§ Exercise aim:
Go through the listing and set it down exactly, leaving out its pictures.
--- Start Data shown ---
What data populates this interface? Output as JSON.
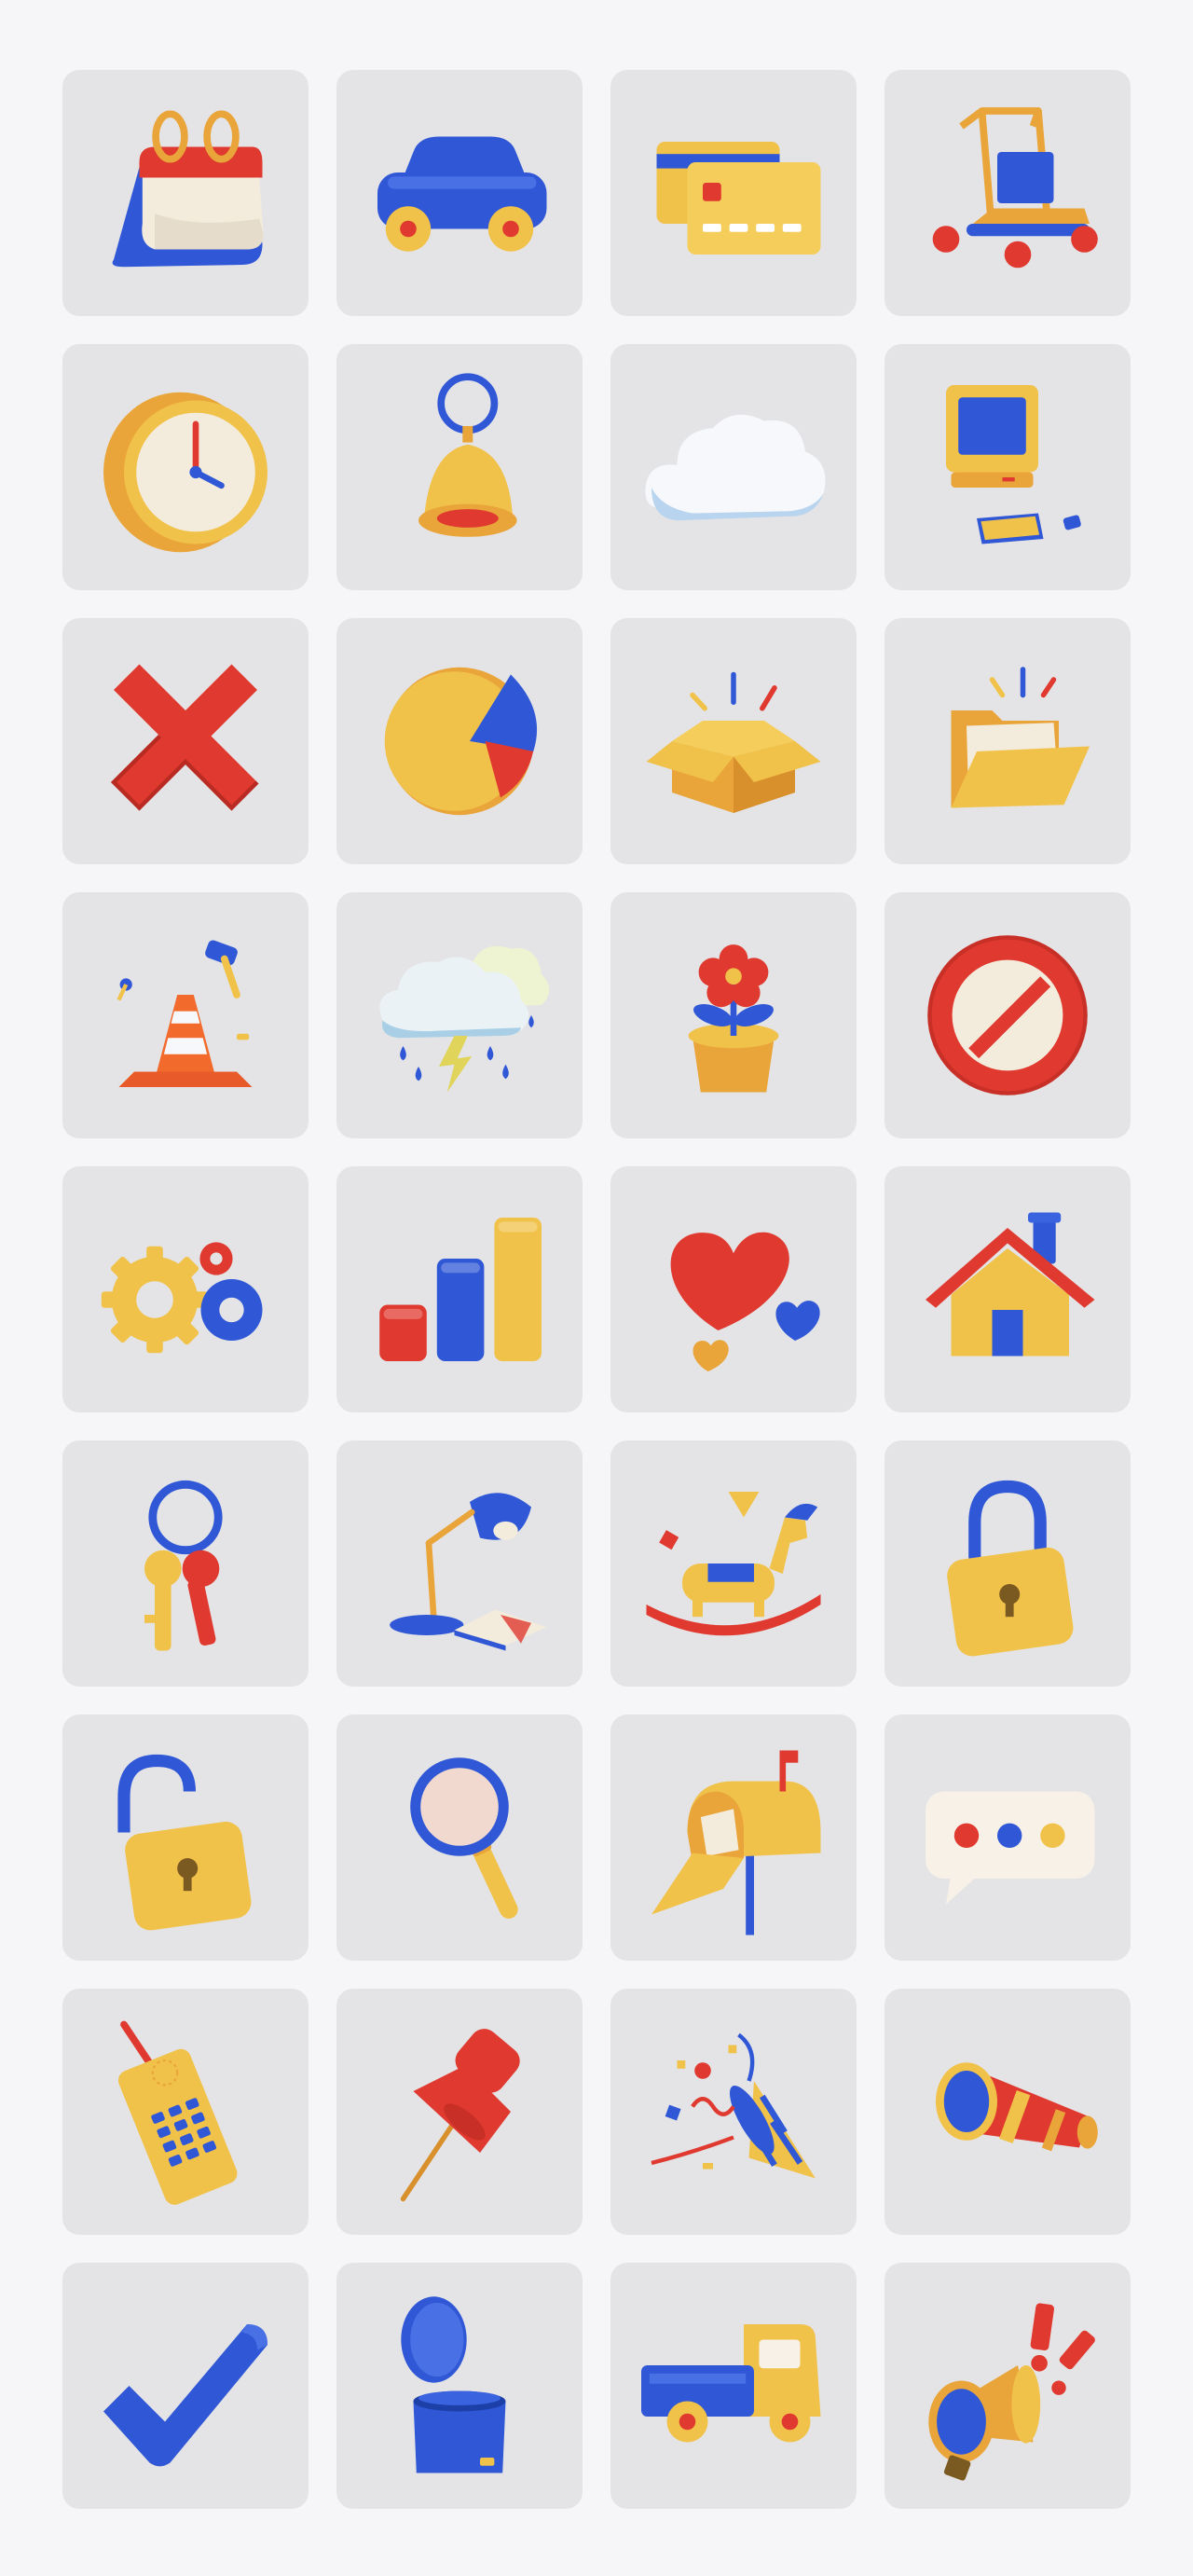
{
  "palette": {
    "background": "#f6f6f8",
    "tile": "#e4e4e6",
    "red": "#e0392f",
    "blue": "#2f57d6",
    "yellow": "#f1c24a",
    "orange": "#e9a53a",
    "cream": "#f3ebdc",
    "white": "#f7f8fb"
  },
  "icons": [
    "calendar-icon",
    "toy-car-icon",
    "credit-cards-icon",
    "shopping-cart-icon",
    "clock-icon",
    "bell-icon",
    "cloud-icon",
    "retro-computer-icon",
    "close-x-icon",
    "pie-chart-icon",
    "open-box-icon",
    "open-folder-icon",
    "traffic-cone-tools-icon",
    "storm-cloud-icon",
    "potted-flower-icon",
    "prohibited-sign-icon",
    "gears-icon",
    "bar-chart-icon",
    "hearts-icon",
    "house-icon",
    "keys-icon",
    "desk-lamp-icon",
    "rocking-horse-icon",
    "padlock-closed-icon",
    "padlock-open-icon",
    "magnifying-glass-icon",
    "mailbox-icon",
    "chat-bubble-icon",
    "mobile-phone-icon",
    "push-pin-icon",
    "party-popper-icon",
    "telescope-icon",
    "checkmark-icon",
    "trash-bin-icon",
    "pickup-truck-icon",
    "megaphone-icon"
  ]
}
--- End Data shown ---
§ Output for this task:
What data populates this interface? Output as JSON.
{
  "palette": {
    "background": "#f6f6f8",
    "tile": "#e4e4e6",
    "red": "#e0392f",
    "blue": "#2f57d6",
    "yellow": "#f1c24a",
    "orange": "#e9a53a",
    "cream": "#f3ebdc",
    "white": "#f7f8fb"
  },
  "icons": [
    "calendar-icon",
    "toy-car-icon",
    "credit-cards-icon",
    "shopping-cart-icon",
    "clock-icon",
    "bell-icon",
    "cloud-icon",
    "retro-computer-icon",
    "close-x-icon",
    "pie-chart-icon",
    "open-box-icon",
    "open-folder-icon",
    "traffic-cone-tools-icon",
    "storm-cloud-icon",
    "potted-flower-icon",
    "prohibited-sign-icon",
    "gears-icon",
    "bar-chart-icon",
    "hearts-icon",
    "house-icon",
    "keys-icon",
    "desk-lamp-icon",
    "rocking-horse-icon",
    "padlock-closed-icon",
    "padlock-open-icon",
    "magnifying-glass-icon",
    "mailbox-icon",
    "chat-bubble-icon",
    "mobile-phone-icon",
    "push-pin-icon",
    "party-popper-icon",
    "telescope-icon",
    "checkmark-icon",
    "trash-bin-icon",
    "pickup-truck-icon",
    "megaphone-icon"
  ]
}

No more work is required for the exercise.